• **RECORDED INFORMATION**:
▼
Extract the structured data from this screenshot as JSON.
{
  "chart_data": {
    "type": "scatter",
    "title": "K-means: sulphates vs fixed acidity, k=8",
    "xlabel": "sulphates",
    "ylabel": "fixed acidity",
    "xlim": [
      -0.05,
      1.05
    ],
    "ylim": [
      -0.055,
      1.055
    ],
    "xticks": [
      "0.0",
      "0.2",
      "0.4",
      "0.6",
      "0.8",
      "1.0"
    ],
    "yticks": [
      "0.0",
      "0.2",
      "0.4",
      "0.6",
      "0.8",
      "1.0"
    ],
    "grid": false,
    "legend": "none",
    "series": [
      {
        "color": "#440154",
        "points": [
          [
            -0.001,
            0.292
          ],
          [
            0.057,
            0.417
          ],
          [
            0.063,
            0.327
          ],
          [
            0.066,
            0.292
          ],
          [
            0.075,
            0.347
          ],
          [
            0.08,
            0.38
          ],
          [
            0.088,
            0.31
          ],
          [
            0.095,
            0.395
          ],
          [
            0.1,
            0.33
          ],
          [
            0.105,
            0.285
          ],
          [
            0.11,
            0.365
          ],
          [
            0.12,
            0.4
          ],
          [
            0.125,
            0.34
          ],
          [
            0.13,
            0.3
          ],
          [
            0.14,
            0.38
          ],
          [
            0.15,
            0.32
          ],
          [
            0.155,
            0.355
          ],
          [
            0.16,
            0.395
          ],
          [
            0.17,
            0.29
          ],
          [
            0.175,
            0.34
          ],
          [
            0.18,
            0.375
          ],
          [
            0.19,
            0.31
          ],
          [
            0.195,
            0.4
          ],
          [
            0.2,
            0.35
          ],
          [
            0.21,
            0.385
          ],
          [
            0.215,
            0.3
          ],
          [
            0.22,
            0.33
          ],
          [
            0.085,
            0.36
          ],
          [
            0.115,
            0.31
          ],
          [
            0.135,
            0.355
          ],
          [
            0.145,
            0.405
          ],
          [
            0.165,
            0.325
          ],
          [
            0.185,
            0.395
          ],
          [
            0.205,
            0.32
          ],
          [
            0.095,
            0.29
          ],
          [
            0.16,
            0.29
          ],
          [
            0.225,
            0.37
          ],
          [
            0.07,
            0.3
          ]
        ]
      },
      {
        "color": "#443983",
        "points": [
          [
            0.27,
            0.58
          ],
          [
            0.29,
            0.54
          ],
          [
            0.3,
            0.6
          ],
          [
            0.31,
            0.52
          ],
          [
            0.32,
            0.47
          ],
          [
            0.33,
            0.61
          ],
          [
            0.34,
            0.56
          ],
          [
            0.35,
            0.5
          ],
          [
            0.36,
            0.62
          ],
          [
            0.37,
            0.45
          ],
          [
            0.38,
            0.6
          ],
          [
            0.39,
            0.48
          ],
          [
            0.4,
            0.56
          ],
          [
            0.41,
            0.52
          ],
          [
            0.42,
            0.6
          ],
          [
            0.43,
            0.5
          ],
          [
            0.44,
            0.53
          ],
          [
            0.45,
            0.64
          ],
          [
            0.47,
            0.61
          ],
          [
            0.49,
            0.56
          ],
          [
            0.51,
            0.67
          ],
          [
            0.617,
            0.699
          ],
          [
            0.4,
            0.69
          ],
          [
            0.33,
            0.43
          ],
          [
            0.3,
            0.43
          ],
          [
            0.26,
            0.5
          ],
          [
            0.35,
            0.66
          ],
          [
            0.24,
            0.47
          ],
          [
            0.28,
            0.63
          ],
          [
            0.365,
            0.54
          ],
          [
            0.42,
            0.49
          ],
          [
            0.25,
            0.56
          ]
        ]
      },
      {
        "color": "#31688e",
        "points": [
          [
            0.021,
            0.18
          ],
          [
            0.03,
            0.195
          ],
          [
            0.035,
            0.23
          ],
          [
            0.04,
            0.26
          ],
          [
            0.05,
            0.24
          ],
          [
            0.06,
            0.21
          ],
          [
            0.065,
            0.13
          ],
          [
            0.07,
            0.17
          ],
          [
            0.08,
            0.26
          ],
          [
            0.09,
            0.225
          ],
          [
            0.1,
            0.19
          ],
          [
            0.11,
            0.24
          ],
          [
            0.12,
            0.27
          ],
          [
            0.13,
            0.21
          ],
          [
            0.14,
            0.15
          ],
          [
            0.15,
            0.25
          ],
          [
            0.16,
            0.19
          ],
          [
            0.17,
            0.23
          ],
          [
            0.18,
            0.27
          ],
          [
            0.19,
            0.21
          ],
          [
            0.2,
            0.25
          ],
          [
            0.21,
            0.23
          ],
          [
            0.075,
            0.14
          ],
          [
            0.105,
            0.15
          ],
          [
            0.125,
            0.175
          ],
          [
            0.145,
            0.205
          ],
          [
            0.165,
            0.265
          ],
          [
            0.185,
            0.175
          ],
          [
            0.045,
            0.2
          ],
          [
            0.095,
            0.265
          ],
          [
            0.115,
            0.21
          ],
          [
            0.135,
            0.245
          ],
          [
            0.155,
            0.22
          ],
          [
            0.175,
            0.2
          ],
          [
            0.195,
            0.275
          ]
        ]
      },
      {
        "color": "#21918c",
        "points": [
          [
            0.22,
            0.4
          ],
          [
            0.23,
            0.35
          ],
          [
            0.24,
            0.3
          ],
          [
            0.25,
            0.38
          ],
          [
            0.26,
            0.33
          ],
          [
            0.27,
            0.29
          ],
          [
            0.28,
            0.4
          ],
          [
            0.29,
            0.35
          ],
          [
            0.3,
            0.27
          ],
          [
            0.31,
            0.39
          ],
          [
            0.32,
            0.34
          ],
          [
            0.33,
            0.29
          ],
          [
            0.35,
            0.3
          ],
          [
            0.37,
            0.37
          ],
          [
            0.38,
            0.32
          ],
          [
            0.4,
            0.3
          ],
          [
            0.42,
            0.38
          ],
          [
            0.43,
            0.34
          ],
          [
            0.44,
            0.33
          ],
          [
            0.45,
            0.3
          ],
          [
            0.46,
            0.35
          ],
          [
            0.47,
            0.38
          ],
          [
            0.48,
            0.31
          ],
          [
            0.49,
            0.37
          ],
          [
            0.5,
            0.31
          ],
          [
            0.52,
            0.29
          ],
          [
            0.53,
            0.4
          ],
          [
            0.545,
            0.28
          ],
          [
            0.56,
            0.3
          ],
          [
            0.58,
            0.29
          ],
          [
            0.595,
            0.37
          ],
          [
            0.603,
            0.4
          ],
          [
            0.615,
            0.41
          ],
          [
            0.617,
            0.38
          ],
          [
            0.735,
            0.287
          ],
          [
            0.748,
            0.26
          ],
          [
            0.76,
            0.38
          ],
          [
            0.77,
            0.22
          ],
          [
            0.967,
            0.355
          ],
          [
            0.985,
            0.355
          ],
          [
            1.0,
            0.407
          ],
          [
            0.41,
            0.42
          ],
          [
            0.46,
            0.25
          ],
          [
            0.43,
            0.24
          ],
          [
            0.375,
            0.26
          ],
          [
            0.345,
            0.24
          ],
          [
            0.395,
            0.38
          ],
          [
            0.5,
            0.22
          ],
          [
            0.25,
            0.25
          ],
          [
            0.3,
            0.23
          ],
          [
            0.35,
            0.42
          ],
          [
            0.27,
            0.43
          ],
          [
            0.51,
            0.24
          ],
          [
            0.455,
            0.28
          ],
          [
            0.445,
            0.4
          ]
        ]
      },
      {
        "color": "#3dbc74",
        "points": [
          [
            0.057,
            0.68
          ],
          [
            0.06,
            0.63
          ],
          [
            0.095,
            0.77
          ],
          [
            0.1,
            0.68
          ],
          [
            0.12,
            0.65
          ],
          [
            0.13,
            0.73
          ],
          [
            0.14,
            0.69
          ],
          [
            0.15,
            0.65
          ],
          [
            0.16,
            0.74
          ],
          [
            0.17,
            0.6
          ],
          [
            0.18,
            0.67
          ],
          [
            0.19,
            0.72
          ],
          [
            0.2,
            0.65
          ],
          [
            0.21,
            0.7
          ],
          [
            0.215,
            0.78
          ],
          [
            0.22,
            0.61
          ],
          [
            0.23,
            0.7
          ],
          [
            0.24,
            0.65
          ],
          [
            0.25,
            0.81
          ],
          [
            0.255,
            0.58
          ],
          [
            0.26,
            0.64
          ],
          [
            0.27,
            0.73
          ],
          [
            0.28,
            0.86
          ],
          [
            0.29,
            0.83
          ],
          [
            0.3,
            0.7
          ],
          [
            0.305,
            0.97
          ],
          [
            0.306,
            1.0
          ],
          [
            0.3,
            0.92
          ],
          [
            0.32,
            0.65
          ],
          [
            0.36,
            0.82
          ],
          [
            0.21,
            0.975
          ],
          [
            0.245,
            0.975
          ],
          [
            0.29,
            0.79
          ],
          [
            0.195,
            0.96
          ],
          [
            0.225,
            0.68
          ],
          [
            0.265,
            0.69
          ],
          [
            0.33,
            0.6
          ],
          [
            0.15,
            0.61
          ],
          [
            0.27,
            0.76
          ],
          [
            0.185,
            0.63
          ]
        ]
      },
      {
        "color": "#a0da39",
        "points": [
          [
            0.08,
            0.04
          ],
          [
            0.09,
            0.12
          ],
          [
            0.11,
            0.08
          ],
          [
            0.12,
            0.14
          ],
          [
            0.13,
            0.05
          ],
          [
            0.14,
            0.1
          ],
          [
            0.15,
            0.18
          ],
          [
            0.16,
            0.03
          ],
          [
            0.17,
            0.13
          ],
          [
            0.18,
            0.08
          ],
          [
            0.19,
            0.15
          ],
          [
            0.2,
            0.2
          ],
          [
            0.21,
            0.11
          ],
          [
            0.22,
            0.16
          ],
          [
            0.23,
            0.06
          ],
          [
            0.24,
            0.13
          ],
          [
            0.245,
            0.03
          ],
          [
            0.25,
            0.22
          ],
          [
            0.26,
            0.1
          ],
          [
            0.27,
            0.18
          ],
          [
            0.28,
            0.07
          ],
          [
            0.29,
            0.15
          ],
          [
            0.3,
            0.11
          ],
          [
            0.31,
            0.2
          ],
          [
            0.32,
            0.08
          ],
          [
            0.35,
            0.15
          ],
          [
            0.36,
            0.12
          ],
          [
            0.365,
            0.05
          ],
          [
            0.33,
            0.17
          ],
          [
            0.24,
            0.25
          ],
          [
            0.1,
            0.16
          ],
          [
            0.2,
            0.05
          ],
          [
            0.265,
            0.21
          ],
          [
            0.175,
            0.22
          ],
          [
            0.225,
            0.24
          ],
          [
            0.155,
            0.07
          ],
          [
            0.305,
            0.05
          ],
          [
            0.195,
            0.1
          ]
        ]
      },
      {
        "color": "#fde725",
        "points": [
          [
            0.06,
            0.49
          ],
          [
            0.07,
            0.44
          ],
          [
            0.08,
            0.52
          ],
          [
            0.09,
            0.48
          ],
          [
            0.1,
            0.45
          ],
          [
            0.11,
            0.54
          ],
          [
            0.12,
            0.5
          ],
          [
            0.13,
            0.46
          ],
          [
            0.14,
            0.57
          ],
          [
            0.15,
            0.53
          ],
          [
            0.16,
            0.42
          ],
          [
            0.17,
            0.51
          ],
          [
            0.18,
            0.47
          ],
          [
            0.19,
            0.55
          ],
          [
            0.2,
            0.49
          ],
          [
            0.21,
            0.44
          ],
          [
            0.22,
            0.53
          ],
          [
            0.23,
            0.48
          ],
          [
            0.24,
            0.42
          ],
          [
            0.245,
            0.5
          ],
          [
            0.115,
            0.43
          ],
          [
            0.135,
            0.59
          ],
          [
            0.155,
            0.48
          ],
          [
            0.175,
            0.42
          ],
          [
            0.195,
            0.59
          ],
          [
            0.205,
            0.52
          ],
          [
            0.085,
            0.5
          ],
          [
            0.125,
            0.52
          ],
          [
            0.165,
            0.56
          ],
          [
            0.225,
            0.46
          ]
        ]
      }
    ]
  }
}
▲
• **TASK REQUIREMENTS**: Filter out all lines lacking the word "sulphates" and copy the rest.

• **TASK OUTPUT**:
    "title": "K-means: sulphates vs fixed acidity, k=8",
    "xlabel": "sulphates",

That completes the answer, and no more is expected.